▸ **Collected data entries**:
— Start —

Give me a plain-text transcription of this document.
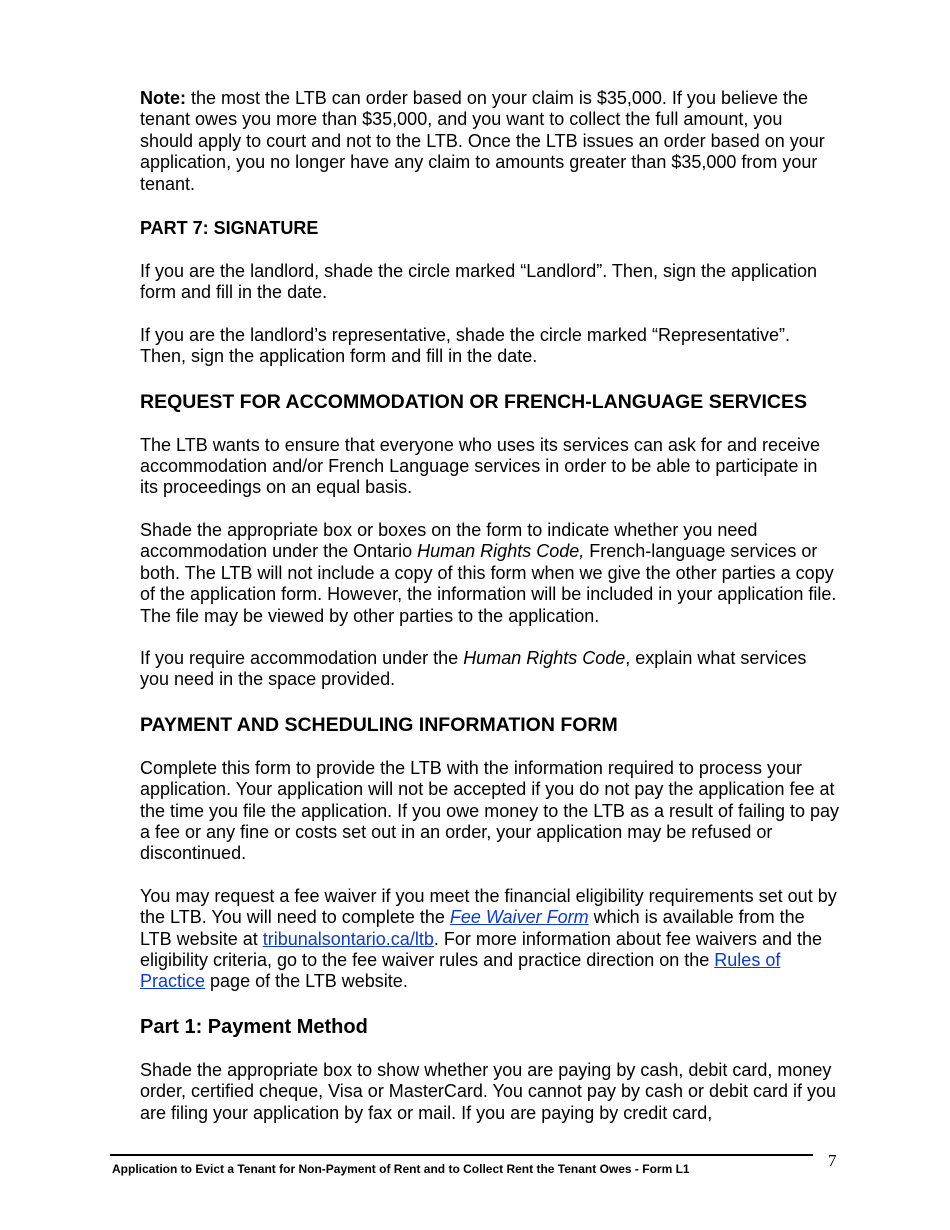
Note: the most the LTB can order based on your claim is $35,000. If you believe the tenant owes you more than $35,000, and you want to collect the full amount, you should apply to court and not to the LTB. Once the LTB issues an order based on your application, you no longer have any claim to amounts greater than $35,000 from your tenant.

PART 7: SIGNATURE

If you are the landlord, shade the circle marked “Landlord”. Then, sign the application form and fill in the date.

If you are the landlord’s representative, shade the circle marked “Representative”. Then, sign the application form and fill in the date.

REQUEST FOR ACCOMMODATION OR FRENCH-LANGUAGE SERVICES

The LTB wants to ensure that everyone who uses its services can ask for and receive accommodation and/or French Language services in order to be able to participate in its proceedings on an equal basis.

Shade the appropriate box or boxes on the form to indicate whether you need accommodation under the Ontario Human Rights Code, French-language services or both. The LTB will not include a copy of this form when we give the other parties a copy of the application form. However, the information will be included in your application file. The file may be viewed by other parties to the application.

If you require accommodation under the Human Rights Code, explain what services you need in the space provided.

PAYMENT AND SCHEDULING INFORMATION FORM

Complete this form to provide the LTB with the information required to process your application. Your application will not be accepted if you do not pay the application fee at the time you file the application. If you owe money to the LTB as a result of failing to pay a fee or any fine or costs set out in an order, your application may be refused or discontinued.

You may request a fee waiver if you meet the financial eligibility requirements set out by the LTB. You will need to complete the Fee Waiver Form which is available from the LTB website at tribunalsontario.ca/ltb. For more information about fee waivers and the eligibility criteria, go to the fee waiver rules and practice direction on the Rules of Practice page of the LTB website.

Part 1: Payment Method

Shade the appropriate box to show whether you are paying by cash, debit card, money order, certified cheque, Visa or MasterCard. You cannot pay by cash or debit card if you are filing your application by fax or mail. If you are paying by credit card,

Application to Evict a Tenant for Non-Payment of Rent and to Collect Rent the Tenant Owes - Form L1	7
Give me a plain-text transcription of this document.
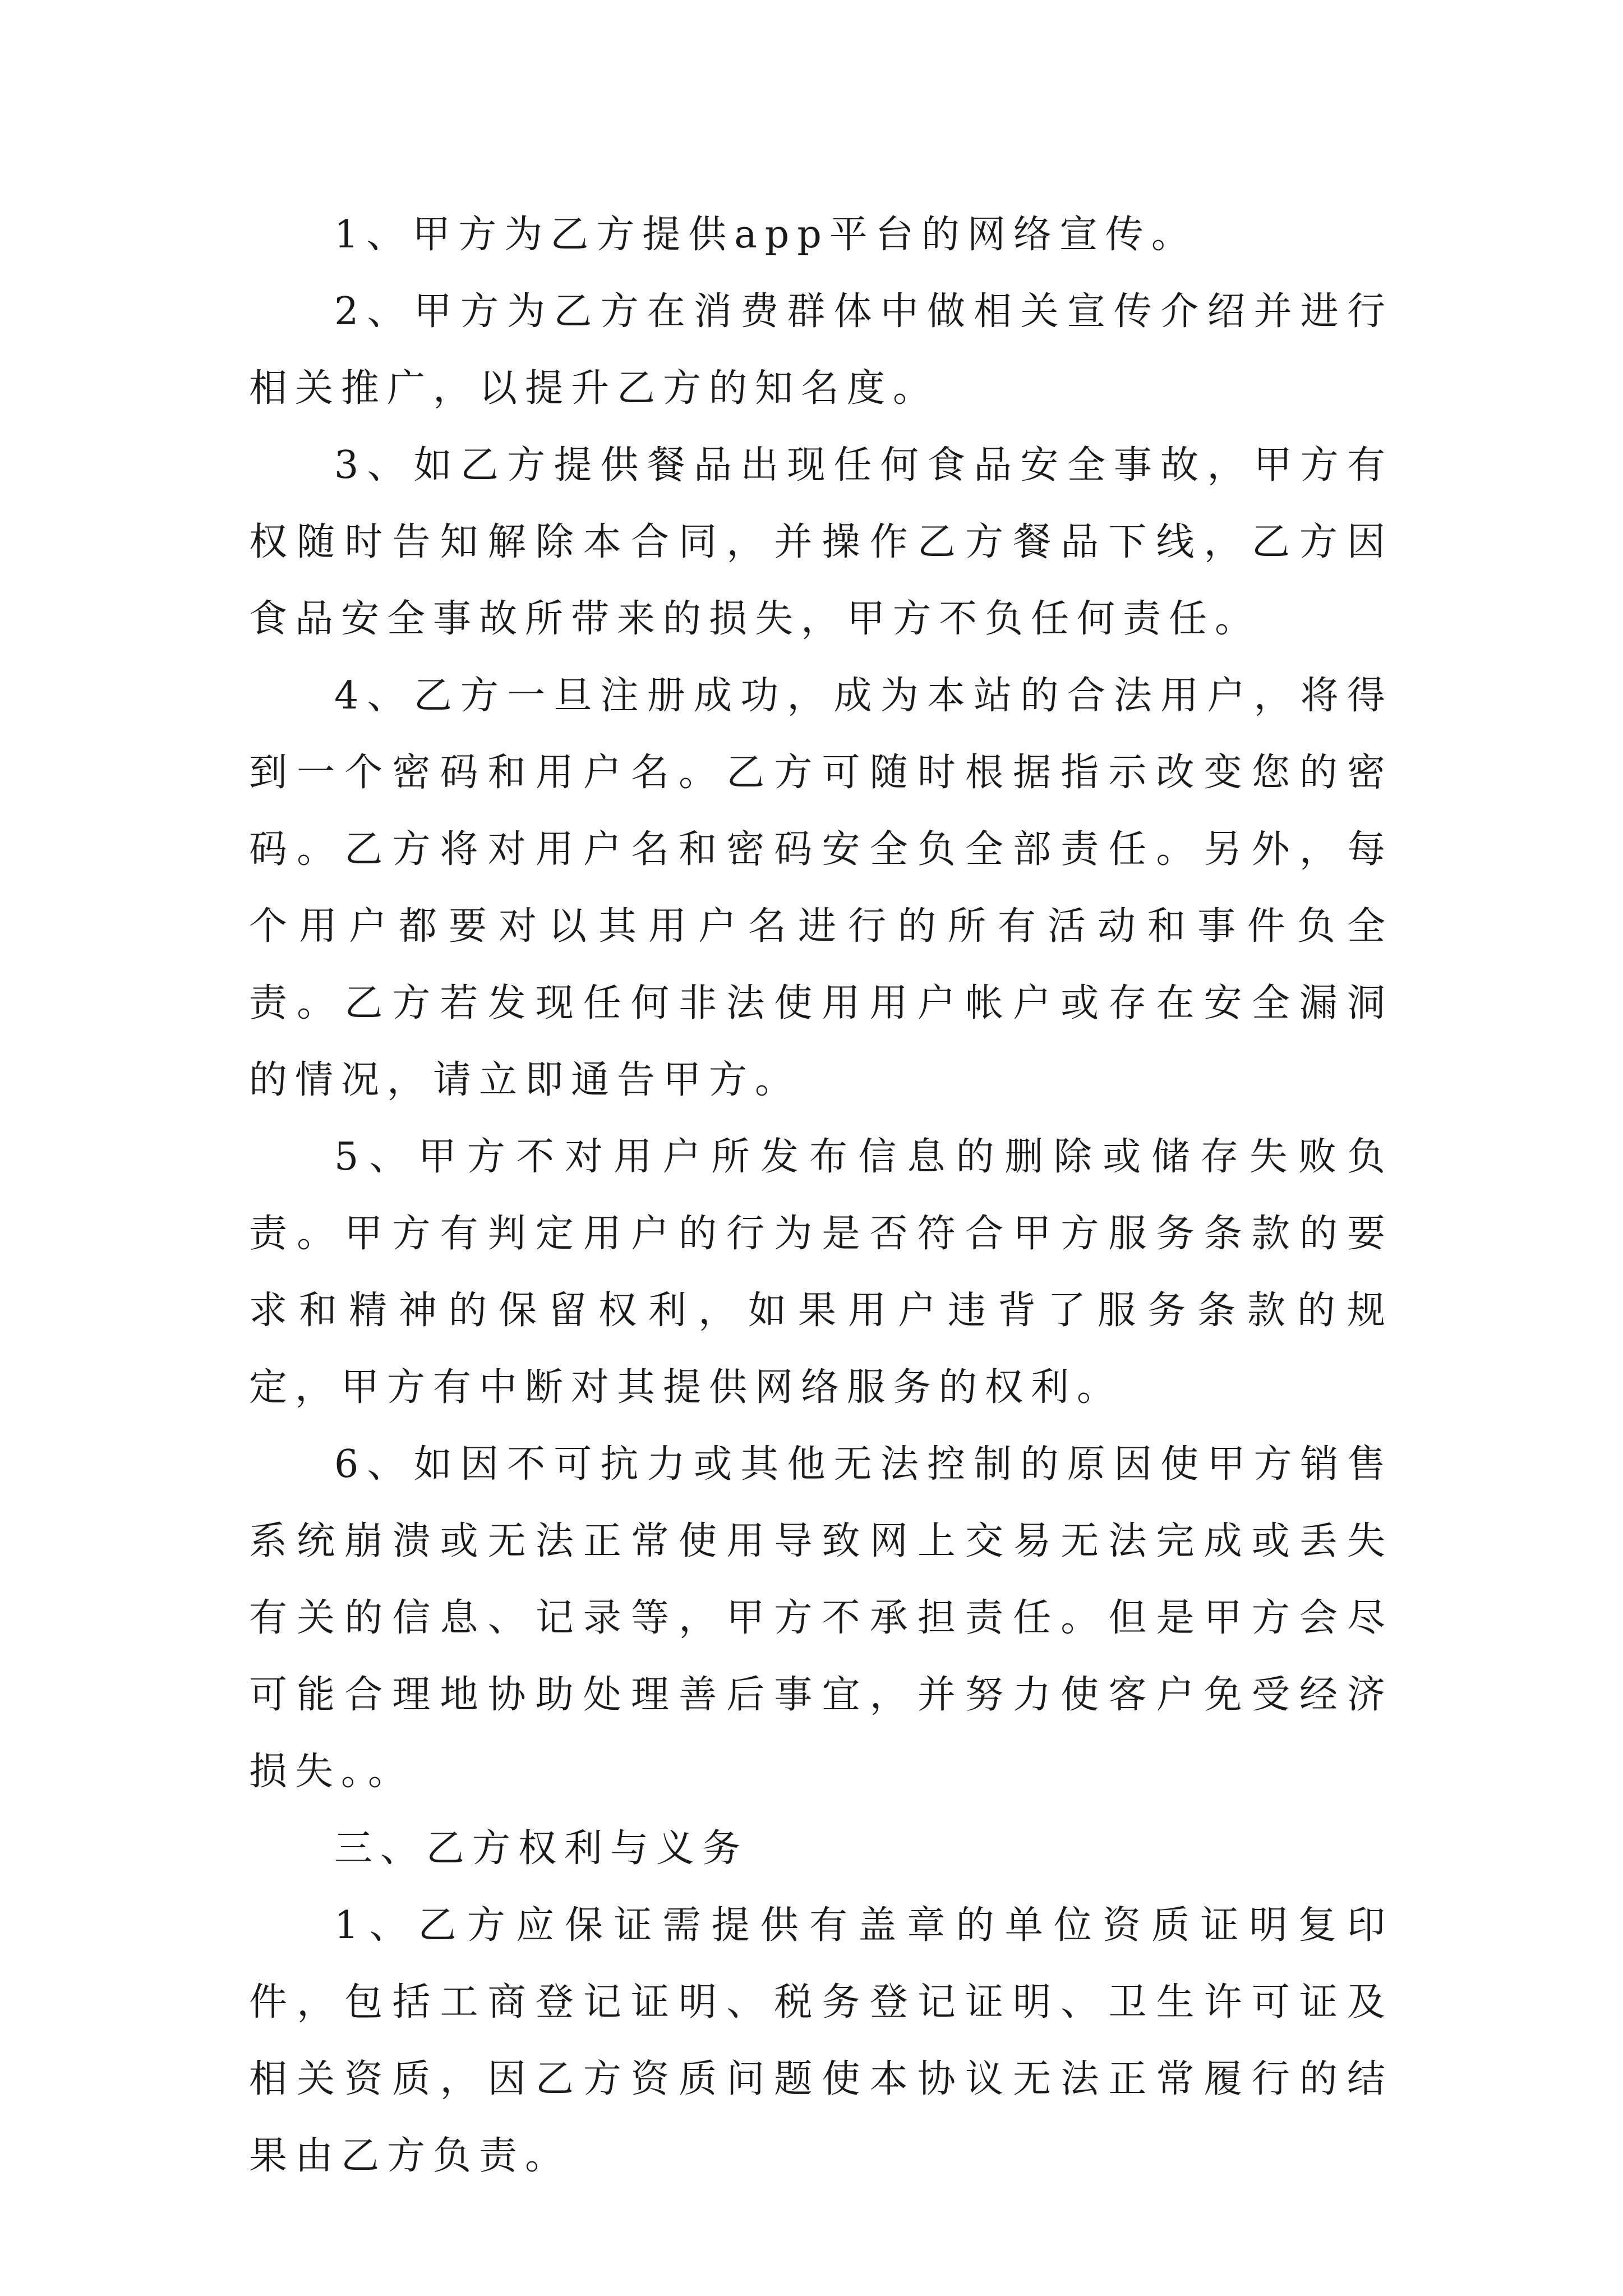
1、甲方为乙方提供app平台的网络宣传。

2、甲方为乙方在消费群体中做相关宣传介绍并进行相关推广，以提升乙方的知名度。

3、如乙方提供餐品出现任何食品安全事故，甲方有权随时告知解除本合同，并操作乙方餐品下线，乙方因食品安全事故所带来的损失，甲方不负任何责任。

4、乙方一旦注册成功，成为本站的合法用户，将得到一个密码和用户名。乙方可随时根据指示改变您的密码。乙方将对用户名和密码安全负全部责任。另外，每个用户都要对以其用户名进行的所有活动和事件负全责。乙方若发现任何非法使用用户帐户或存在安全漏洞的情况，请立即通告甲方。

5、甲方不对用户所发布信息的删除或储存失败负责。甲方有判定用户的行为是否符合甲方服务条款的要求和精神的保留权利，如果用户违背了服务条款的规定，甲方有中断对其提供网络服务的权利。

6、如因不可抗力或其他无法控制的原因使甲方销售系统崩溃或无法正常使用导致网上交易无法完成或丢失有关的信息、记录等，甲方不承担责任。但是甲方会尽可能合理地协助处理善后事宜，并努力使客户免受经济损失。。

三、乙方权利与义务

1、乙方应保证需提供有盖章的单位资质证明复印件，包括工商登记证明、税务登记证明、卫生许可证及相关资质，因乙方资质问题使本协议无法正常履行的结果由乙方负责。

— End —

▸ **INSTRUCTIONS TO FOLLOW**: Print out the whole of the material word for word, without pictures.

▸ **FULL RESPONSE**:
Give me a plain-text transcription of this document.
Note: the most the LTB can order based on your claim is $35,000. If you believe the tenant owes you more than $35,000, and you want to collect the full amount, you should apply to court and not to the LTB. Once the LTB issues an order based on your application, you no longer have any claim to amounts greater than $35,000 from your tenant.

PART 7: SIGNATURE

If you are the landlord, shade the circle marked “Landlord”. Then, sign the application form and fill in the date.

If you are the landlord’s representative, shade the circle marked “Representative”. Then, sign the application form and fill in the date.

REQUEST FOR ACCOMMODATION OR FRENCH-LANGUAGE SERVICES

The LTB wants to ensure that everyone who uses its services can ask for and receive accommodation and/or French Language services in order to be able to participate in its proceedings on an equal basis.

Shade the appropriate box or boxes on the form to indicate whether you need accommodation under the Ontario Human Rights Code, French-language services or both. The LTB will not include a copy of this form when we give the other parties a copy of the application form. However, the information will be included in your application file. The file may be viewed by other parties to the application.

If you require accommodation under the Human Rights Code, explain what services you need in the space provided.

PAYMENT AND SCHEDULING INFORMATION FORM

Complete this form to provide the LTB with the information required to process your application. Your application will not be accepted if you do not pay the application fee at the time you file the application. If you owe money to the LTB as a result of failing to pay a fee or any fine or costs set out in an order, your application may be refused or discontinued.

You may request a fee waiver if you meet the financial eligibility requirements set out by the LTB. You will need to complete the Fee Waiver Form which is available from the LTB website at tribunalsontario.ca/ltb. For more information about fee waivers and the eligibility criteria, go to the fee waiver rules and practice direction on the Rules of Practice page of the LTB website.

Part 1: Payment Method

Shade the appropriate box to show whether you are paying by cash, debit card, money order, certified cheque, Visa or MasterCard. You cannot pay by cash or debit card if you are filing your application by fax or mail. If you are paying by credit card,

Application to Evict a Tenant for Non-Payment of Rent and to Collect Rent the Tenant Owes - Form L1	7
Give me a plain-text transcription of this document.
1、甲方为乙方提供app平台的网络宣传。

2、甲方为乙方在消费群体中做相关宣传介绍并进行相关推广，以提升乙方的知名度。

3、如乙方提供餐品出现任何食品安全事故，甲方有权随时告知解除本合同，并操作乙方餐品下线，乙方因食品安全事故所带来的损失，甲方不负任何责任。

4、乙方一旦注册成功，成为本站的合法用户，将得到一个密码和用户名。乙方可随时根据指示改变您的密码。乙方将对用户名和密码安全负全部责任。另外，每个用户都要对以其用户名进行的所有活动和事件负全责。乙方若发现任何非法使用用户帐户或存在安全漏洞的情况，请立即通告甲方。

5、甲方不对用户所发布信息的删除或储存失败负责。甲方有判定用户的行为是否符合甲方服务条款的要求和精神的保留权利，如果用户违背了服务条款的规定，甲方有中断对其提供网络服务的权利。

6、如因不可抗力或其他无法控制的原因使甲方销售系统崩溃或无法正常使用导致网上交易无法完成或丢失有关的信息、记录等，甲方不承担责任。但是甲方会尽可能合理地协助处理善后事宜，并努力使客户免受经济损失。。

三、乙方权利与义务

1、乙方应保证需提供有盖章的单位资质证明复印件，包括工商登记证明、税务登记证明、卫生许可证及相关资质，因乙方资质问题使本协议无法正常履行的结果由乙方负责。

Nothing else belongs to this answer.